— Work instructions —
Every line of the material is to be repeated exactly as it stands.

• • • •

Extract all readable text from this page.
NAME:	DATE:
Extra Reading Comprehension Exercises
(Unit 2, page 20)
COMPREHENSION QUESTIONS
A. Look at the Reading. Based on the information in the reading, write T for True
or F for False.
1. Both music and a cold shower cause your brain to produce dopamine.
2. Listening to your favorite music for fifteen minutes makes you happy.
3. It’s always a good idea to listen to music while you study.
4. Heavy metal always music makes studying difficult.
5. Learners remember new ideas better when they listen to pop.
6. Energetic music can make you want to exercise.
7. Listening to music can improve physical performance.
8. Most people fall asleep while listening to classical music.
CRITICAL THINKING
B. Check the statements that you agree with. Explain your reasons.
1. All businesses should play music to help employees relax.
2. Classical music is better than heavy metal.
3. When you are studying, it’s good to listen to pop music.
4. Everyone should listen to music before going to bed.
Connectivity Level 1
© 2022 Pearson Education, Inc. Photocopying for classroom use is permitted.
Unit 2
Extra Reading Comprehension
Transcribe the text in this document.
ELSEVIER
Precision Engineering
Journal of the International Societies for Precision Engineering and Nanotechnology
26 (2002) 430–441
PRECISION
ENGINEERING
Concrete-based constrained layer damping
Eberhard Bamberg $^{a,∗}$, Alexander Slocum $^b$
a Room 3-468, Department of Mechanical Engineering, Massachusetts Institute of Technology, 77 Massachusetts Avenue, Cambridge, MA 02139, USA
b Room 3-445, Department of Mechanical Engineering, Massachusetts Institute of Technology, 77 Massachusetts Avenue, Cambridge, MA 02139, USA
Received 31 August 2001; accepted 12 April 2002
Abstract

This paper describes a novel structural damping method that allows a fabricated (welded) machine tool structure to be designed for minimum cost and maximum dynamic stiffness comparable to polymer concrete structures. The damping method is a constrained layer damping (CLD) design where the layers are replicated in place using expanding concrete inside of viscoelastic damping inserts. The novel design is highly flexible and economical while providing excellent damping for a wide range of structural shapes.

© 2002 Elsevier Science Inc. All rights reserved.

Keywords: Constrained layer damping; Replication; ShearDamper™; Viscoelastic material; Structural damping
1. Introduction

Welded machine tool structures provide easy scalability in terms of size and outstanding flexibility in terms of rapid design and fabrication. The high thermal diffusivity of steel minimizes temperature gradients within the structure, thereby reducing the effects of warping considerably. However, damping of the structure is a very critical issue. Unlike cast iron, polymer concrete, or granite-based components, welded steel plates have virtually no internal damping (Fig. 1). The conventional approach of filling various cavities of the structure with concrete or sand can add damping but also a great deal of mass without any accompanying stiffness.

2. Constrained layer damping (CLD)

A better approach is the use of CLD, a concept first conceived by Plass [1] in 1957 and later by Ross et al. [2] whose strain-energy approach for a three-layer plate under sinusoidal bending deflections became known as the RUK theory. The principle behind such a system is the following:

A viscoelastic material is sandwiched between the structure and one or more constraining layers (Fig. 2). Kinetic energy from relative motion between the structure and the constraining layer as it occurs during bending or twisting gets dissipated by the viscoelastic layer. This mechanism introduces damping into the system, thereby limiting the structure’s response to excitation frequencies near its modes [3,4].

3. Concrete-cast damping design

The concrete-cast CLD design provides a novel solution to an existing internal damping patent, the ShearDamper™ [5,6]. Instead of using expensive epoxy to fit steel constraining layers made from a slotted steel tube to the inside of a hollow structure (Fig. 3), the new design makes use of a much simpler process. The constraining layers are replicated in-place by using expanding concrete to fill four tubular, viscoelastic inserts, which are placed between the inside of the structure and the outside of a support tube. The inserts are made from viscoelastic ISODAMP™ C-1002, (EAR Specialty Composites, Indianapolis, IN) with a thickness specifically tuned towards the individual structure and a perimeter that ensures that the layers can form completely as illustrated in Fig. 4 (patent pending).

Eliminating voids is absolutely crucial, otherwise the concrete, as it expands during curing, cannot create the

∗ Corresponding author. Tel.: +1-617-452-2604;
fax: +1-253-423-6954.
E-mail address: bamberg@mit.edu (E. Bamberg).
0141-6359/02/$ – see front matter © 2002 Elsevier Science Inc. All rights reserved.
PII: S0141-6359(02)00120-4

• • • •

— Response to the task —
Extract all readable text from this page.
NAME:	DATE:
Extra Reading Comprehension Exercises
(Unit 2, page 20)
COMPREHENSION QUESTIONS
A. Look at the Reading. Based on the information in the reading, write T for True
or F for False.
1. Both music and a cold shower cause your brain to produce dopamine.
2. Listening to your favorite music for fifteen minutes makes you happy.
3. It’s always a good idea to listen to music while you study.
4. Heavy metal always music makes studying difficult.
5. Learners remember new ideas better when they listen to pop.
6. Energetic music can make you want to exercise.
7. Listening to music can improve physical performance.
8. Most people fall asleep while listening to classical music.
CRITICAL THINKING
B. Check the statements that you agree with. Explain your reasons.
1. All businesses should play music to help employees relax.
2. Classical music is better than heavy metal.
3. When you are studying, it’s good to listen to pop music.
4. Everyone should listen to music before going to bed.
Connectivity Level 1
© 2022 Pearson Education, Inc. Photocopying for classroom use is permitted.
Unit 2
Extra Reading Comprehension
Transcribe the text in this document.
ELSEVIER
Precision Engineering
Journal of the International Societies for Precision Engineering and Nanotechnology
26 (2002) 430–441
PRECISION
ENGINEERING
Concrete-based constrained layer damping
Eberhard Bamberg $^{a,∗}$, Alexander Slocum $^b$
a Room 3-468, Department of Mechanical Engineering, Massachusetts Institute of Technology, 77 Massachusetts Avenue, Cambridge, MA 02139, USA
b Room 3-445, Department of Mechanical Engineering, Massachusetts Institute of Technology, 77 Massachusetts Avenue, Cambridge, MA 02139, USA
Received 31 August 2001; accepted 12 April 2002
Abstract

This paper describes a novel structural damping method that allows a fabricated (welded) machine tool structure to be designed for minimum cost and maximum dynamic stiffness comparable to polymer concrete structures. The damping method is a constrained layer damping (CLD) design where the layers are replicated in place using expanding concrete inside of viscoelastic damping inserts. The novel design is highly flexible and economical while providing excellent damping for a wide range of structural shapes.

© 2002 Elsevier Science Inc. All rights reserved.

Keywords: Constrained layer damping; Replication; ShearDamper™; Viscoelastic material; Structural damping
1. Introduction

Welded machine tool structures provide easy scalability in terms of size and outstanding flexibility in terms of rapid design and fabrication. The high thermal diffusivity of steel minimizes temperature gradients within the structure, thereby reducing the effects of warping considerably. However, damping of the structure is a very critical issue. Unlike cast iron, polymer concrete, or granite-based components, welded steel plates have virtually no internal damping (Fig. 1). The conventional approach of filling various cavities of the structure with concrete or sand can add damping but also a great deal of mass without any accompanying stiffness.

2. Constrained layer damping (CLD)

A better approach is the use of CLD, a concept first conceived by Plass [1] in 1957 and later by Ross et al. [2] whose strain-energy approach for a three-layer plate under sinusoidal bending deflections became known as the RUK theory. The principle behind such a system is the following:

A viscoelastic material is sandwiched between the structure and one or more constraining layers (Fig. 2). Kinetic energy from relative motion between the structure and the constraining layer as it occurs during bending or twisting gets dissipated by the viscoelastic layer. This mechanism introduces damping into the system, thereby limiting the structure’s response to excitation frequencies near its modes [3,4].

3. Concrete-cast damping design

The concrete-cast CLD design provides a novel solution to an existing internal damping patent, the ShearDamper™ [5,6]. Instead of using expensive epoxy to fit steel constraining layers made from a slotted steel tube to the inside of a hollow structure (Fig. 3), the new design makes use of a much simpler process. The constraining layers are replicated in-place by using expanding concrete to fill four tubular, viscoelastic inserts, which are placed between the inside of the structure and the outside of a support tube. The inserts are made from viscoelastic ISODAMP™ C-1002, (EAR Specialty Composites, Indianapolis, IN) with a thickness specifically tuned towards the individual structure and a perimeter that ensures that the layers can form completely as illustrated in Fig. 4 (patent pending).

Eliminating voids is absolutely crucial, otherwise the concrete, as it expands during curing, cannot create the

∗ Corresponding author. Tel.: +1-617-452-2604;
fax: +1-253-423-6954.
E-mail address: bamberg@mit.edu (E. Bamberg).
0141-6359/02/$ – see front matter © 2002 Elsevier Science Inc. All rights reserved.
PII: S0141-6359(02)00120-4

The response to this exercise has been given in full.